▸ SET PROBLEM
Reply only with how many lines contain the word "Pythia".

▸ LISTING
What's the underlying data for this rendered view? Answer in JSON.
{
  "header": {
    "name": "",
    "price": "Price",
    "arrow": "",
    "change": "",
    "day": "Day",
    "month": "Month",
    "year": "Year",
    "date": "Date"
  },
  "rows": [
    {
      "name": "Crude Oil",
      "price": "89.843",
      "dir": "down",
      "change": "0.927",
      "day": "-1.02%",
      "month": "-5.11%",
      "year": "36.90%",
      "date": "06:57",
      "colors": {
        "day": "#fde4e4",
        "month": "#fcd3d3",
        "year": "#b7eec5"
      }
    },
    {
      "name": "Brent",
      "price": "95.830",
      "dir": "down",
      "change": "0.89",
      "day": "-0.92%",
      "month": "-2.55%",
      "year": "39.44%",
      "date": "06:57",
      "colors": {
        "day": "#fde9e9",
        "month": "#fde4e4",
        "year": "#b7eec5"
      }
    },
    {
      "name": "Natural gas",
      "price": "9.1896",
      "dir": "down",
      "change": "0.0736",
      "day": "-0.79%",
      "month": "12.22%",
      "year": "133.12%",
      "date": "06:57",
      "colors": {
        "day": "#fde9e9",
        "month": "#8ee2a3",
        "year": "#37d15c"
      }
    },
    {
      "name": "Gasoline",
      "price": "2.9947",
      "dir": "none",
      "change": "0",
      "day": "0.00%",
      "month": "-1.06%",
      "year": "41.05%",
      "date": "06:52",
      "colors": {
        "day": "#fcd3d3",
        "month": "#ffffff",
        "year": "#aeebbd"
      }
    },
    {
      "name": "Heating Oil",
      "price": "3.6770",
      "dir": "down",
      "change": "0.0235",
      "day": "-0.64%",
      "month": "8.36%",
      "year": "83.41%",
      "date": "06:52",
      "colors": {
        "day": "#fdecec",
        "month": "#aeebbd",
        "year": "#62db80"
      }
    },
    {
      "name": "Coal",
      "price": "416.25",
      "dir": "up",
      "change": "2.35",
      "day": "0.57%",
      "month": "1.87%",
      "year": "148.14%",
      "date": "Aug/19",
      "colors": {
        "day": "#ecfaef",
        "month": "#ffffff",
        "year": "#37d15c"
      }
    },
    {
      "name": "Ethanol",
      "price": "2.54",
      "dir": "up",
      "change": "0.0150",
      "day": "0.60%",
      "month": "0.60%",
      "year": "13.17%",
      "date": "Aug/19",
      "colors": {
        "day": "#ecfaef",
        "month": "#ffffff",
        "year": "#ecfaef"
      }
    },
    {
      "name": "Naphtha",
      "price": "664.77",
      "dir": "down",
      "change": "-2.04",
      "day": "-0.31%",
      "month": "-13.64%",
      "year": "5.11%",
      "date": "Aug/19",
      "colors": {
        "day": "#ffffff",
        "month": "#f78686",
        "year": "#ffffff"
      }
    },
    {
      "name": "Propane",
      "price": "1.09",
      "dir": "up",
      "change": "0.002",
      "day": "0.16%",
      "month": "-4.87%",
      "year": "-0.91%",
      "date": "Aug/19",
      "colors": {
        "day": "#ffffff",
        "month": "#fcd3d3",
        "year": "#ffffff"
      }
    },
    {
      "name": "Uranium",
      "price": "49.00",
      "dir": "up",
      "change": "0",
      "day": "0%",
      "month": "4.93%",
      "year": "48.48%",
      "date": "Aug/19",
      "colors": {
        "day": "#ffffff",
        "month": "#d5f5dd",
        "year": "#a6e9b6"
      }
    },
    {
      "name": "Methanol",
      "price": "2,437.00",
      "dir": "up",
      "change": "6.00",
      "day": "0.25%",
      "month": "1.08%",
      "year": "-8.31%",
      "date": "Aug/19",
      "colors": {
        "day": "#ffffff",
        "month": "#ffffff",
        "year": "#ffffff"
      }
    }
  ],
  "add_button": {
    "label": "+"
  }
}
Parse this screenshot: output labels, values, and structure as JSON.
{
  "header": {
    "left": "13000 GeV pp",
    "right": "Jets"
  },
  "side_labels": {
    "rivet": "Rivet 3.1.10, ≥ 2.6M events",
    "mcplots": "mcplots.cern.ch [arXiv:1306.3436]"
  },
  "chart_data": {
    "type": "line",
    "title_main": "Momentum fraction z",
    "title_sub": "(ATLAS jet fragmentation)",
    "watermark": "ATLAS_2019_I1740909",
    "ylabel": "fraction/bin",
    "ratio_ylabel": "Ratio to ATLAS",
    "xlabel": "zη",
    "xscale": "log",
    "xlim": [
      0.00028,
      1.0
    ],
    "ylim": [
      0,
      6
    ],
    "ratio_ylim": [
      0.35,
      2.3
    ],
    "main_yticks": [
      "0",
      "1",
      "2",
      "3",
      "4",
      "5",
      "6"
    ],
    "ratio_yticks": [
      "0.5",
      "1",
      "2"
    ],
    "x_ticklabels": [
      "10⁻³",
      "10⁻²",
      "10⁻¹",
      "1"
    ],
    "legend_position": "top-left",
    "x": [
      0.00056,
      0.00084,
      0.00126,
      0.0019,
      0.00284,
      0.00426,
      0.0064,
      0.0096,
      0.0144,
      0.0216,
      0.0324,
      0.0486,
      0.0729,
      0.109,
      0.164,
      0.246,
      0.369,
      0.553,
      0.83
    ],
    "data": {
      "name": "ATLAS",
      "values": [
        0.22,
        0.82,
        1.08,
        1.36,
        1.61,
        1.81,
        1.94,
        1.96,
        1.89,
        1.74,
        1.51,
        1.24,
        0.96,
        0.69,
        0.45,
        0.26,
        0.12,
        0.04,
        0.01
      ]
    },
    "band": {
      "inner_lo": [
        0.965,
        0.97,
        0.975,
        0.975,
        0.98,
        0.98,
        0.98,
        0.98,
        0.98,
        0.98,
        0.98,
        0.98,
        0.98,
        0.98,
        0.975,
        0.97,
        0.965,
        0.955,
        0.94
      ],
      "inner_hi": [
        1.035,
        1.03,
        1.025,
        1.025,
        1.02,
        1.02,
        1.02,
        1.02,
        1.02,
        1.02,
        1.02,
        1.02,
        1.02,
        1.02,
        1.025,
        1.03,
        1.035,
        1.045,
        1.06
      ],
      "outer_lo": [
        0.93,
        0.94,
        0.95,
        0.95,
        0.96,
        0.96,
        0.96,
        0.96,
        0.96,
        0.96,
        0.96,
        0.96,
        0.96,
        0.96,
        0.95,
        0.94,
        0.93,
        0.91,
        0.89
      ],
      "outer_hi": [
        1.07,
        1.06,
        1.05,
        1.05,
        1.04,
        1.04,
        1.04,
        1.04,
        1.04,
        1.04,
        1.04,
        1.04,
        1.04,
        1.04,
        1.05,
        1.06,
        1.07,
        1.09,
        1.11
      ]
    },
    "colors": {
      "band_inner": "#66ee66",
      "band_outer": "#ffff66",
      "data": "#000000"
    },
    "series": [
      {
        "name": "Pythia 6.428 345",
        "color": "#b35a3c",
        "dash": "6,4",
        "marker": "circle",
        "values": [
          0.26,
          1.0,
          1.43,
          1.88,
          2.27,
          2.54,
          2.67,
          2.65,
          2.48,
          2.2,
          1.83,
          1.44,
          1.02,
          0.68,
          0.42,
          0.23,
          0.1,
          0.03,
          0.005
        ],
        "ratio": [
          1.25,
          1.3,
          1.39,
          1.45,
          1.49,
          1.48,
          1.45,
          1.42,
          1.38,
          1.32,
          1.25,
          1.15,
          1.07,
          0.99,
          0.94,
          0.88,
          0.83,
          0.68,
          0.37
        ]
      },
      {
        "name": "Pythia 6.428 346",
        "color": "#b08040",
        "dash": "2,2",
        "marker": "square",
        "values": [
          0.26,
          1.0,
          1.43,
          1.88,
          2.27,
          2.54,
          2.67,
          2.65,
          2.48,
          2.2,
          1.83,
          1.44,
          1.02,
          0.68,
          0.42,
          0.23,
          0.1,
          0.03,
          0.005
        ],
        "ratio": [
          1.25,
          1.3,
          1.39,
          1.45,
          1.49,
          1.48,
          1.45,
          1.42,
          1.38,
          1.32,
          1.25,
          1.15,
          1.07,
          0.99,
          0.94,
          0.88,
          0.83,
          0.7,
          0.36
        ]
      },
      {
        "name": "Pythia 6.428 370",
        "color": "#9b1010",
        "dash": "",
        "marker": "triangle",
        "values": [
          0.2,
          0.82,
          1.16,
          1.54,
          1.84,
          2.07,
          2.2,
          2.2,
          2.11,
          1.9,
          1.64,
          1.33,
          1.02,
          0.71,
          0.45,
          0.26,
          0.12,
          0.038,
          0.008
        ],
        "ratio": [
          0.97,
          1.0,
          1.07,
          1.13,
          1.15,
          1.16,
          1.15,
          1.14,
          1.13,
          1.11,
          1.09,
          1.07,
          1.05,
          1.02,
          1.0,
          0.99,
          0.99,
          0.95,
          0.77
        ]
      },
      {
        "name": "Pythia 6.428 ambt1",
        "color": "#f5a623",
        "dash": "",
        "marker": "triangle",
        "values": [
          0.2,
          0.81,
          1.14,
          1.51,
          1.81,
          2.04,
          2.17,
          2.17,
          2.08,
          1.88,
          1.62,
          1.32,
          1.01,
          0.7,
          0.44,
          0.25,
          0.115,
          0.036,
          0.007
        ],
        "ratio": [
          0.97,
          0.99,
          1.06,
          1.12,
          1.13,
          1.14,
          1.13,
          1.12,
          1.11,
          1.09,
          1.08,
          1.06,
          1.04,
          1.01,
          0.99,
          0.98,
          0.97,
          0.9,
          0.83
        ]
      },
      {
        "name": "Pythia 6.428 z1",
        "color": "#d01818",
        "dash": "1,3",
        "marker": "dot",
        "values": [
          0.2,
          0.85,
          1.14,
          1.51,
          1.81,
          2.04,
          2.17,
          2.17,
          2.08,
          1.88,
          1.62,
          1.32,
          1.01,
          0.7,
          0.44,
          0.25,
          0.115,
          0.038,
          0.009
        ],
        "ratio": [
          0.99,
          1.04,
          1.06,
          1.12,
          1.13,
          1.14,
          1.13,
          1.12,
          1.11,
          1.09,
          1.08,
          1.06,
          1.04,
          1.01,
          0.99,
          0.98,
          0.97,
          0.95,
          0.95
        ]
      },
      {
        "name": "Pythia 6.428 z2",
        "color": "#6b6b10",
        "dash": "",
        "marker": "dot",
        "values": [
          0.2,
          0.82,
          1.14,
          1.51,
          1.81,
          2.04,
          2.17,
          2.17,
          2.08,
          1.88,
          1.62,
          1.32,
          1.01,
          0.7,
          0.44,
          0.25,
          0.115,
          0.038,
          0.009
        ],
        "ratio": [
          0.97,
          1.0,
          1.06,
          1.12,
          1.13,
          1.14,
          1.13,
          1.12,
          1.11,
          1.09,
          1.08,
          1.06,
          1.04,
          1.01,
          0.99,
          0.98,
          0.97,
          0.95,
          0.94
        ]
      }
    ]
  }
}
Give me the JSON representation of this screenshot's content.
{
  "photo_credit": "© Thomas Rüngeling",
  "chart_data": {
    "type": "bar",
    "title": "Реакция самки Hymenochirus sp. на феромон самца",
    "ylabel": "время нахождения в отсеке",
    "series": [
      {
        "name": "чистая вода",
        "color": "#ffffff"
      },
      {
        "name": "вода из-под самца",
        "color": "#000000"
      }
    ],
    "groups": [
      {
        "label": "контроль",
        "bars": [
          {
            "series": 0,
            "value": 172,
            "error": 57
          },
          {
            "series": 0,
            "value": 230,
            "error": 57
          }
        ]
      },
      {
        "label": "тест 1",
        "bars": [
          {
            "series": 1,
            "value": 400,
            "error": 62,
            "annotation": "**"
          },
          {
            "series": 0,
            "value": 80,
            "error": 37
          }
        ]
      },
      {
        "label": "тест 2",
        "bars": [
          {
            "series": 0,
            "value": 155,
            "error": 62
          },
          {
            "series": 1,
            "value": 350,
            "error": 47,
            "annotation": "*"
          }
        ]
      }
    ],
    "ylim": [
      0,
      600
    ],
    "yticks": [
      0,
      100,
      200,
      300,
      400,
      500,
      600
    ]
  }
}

▸ THE RESPONSE
6